■ What this task involves:
Omit every picture, then give all the entries again exactly.

■ Dataset items:
────────────────
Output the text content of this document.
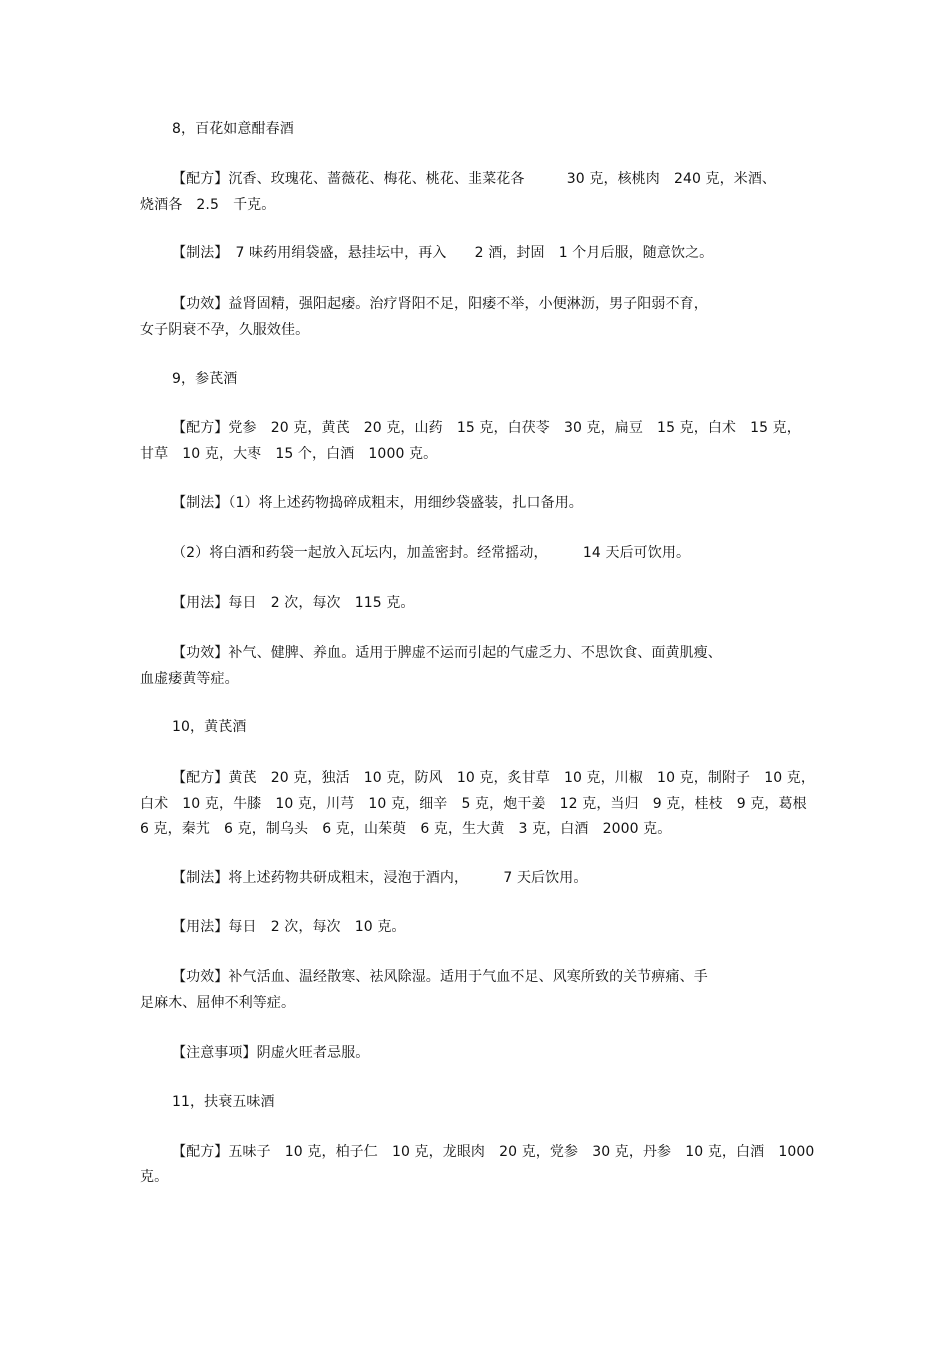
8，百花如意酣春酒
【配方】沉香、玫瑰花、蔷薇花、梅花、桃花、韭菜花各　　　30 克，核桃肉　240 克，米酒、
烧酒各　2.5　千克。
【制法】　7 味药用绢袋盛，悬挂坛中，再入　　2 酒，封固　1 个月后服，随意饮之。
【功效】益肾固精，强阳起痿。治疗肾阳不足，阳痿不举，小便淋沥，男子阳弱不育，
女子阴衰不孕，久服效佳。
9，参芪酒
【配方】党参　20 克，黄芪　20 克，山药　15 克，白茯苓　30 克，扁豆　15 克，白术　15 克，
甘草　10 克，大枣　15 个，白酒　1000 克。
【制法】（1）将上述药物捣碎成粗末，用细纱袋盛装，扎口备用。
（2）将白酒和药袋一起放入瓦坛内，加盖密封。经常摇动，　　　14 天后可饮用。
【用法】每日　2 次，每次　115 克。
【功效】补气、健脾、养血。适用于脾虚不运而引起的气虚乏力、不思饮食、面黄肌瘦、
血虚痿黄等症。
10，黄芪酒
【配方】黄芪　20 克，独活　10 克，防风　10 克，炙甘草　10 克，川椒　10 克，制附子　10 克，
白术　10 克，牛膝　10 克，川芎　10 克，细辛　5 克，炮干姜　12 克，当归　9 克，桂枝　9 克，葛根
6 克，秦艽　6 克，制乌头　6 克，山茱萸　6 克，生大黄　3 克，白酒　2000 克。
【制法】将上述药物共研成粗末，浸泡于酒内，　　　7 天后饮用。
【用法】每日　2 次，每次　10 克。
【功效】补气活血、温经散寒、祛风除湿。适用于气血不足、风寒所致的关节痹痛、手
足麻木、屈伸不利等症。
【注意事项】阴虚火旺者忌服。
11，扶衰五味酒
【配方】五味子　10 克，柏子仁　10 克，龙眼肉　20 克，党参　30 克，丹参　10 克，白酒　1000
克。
────────────────
■ Full solution:
Output the text content of this document.
8，百花如意酣春酒
【配方】沉香、玫瑰花、蔷薇花、梅花、桃花、韭菜花各　　　30 克，核桃肉　240 克，米酒、
烧酒各　2.5　千克。
【制法】　7 味药用绢袋盛，悬挂坛中，再入　　2 酒，封固　1 个月后服，随意饮之。
【功效】益肾固精，强阳起痿。治疗肾阳不足，阳痿不举，小便淋沥，男子阳弱不育，
女子阴衰不孕，久服效佳。
9，参芪酒
【配方】党参　20 克，黄芪　20 克，山药　15 克，白茯苓　30 克，扁豆　15 克，白术　15 克，
甘草　10 克，大枣　15 个，白酒　1000 克。
【制法】（1）将上述药物捣碎成粗末，用细纱袋盛装，扎口备用。
（2）将白酒和药袋一起放入瓦坛内，加盖密封。经常摇动，　　　14 天后可饮用。
【用法】每日　2 次，每次　115 克。
【功效】补气、健脾、养血。适用于脾虚不运而引起的气虚乏力、不思饮食、面黄肌瘦、
血虚痿黄等症。
10，黄芪酒
【配方】黄芪　20 克，独活　10 克，防风　10 克，炙甘草　10 克，川椒　10 克，制附子　10 克，
白术　10 克，牛膝　10 克，川芎　10 克，细辛　5 克，炮干姜　12 克，当归　9 克，桂枝　9 克，葛根
6 克，秦艽　6 克，制乌头　6 克，山茱萸　6 克，生大黄　3 克，白酒　2000 克。
【制法】将上述药物共研成粗末，浸泡于酒内，　　　7 天后饮用。
【用法】每日　2 次，每次　10 克。
【功效】补气活血、温经散寒、祛风除湿。适用于气血不足、风寒所致的关节痹痛、手
足麻木、屈伸不利等症。
【注意事项】阴虚火旺者忌服。
11，扶衰五味酒
【配方】五味子　10 克，柏子仁　10 克，龙眼肉　20 克，党参　30 克，丹参　10 克，白酒　1000
克。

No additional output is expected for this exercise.